### GIVEN DATA
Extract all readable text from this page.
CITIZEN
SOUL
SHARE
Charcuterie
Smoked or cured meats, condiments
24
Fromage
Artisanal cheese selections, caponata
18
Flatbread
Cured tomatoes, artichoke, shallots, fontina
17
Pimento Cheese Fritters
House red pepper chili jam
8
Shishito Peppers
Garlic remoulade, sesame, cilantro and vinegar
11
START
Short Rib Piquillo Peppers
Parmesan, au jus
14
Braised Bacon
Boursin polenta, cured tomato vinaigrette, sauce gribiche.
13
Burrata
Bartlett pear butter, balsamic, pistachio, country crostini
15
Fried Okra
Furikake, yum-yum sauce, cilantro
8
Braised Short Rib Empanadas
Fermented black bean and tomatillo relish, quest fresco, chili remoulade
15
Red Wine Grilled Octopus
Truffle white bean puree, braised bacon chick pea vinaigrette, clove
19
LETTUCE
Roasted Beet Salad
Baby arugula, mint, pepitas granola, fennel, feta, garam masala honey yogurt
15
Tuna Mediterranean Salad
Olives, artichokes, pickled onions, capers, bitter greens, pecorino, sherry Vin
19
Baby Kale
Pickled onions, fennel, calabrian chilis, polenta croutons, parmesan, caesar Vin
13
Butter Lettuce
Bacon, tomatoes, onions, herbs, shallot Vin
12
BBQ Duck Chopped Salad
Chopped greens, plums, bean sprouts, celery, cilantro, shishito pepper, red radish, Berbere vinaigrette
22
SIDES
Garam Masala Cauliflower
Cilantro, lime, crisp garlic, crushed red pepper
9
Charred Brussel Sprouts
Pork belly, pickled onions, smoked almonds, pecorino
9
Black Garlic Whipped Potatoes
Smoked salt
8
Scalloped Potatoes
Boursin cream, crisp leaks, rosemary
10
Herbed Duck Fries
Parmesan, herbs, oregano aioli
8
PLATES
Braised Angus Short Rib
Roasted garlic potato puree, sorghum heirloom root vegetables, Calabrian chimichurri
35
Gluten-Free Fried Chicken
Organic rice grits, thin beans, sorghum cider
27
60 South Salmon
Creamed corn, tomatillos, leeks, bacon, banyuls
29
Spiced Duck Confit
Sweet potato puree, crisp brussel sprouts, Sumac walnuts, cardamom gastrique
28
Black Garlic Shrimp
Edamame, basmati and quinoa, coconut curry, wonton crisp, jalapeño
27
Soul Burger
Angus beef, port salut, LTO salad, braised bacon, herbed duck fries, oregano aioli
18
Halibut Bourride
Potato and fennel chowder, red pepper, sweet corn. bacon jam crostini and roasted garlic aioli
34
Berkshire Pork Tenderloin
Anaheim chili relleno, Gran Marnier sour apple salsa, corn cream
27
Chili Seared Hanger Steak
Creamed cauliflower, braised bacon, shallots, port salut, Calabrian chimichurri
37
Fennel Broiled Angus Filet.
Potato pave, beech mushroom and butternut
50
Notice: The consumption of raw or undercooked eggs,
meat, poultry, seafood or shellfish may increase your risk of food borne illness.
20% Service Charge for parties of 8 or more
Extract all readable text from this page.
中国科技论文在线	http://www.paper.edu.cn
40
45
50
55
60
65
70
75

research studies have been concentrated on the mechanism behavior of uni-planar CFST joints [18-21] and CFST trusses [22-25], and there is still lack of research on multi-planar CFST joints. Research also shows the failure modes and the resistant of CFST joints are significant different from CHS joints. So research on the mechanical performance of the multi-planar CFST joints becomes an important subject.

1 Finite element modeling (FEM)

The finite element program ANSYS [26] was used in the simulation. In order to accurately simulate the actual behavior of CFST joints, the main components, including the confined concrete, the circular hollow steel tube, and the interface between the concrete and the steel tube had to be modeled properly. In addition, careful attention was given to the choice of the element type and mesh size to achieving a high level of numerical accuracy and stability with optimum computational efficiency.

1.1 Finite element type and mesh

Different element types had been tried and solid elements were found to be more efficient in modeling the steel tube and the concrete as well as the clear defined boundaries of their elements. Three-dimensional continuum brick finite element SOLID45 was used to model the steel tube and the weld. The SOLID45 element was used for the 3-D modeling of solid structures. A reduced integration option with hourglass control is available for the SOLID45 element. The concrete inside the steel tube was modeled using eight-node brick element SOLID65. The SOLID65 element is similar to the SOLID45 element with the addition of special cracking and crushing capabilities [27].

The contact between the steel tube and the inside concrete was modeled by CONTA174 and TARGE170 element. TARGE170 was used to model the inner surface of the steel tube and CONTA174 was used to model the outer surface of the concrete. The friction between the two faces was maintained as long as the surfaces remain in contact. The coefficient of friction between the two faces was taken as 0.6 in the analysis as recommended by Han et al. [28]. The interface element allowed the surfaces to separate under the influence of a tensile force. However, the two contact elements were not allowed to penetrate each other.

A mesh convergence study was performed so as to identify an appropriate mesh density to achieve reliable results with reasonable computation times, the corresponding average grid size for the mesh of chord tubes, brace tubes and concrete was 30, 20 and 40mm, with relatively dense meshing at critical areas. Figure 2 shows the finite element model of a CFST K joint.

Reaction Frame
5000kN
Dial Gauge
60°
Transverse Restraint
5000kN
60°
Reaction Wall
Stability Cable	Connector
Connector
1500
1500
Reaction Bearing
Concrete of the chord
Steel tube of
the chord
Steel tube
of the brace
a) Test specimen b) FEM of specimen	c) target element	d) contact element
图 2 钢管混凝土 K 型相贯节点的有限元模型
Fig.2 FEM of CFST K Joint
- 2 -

### GOAL OF THE EXERCISE
Find each line holding the word "vinaigrette" and copy it.

### EXERCISE OUTPUT
Boursin polenta, cured tomato vinaigrette, sauce gribiche.
Truffle white bean puree, braised bacon chick pea vinaigrette, clove
Chopped greens, plums, bean sprouts, celery, cilantro, shishito pepper, red radish, Berbere vinaigrette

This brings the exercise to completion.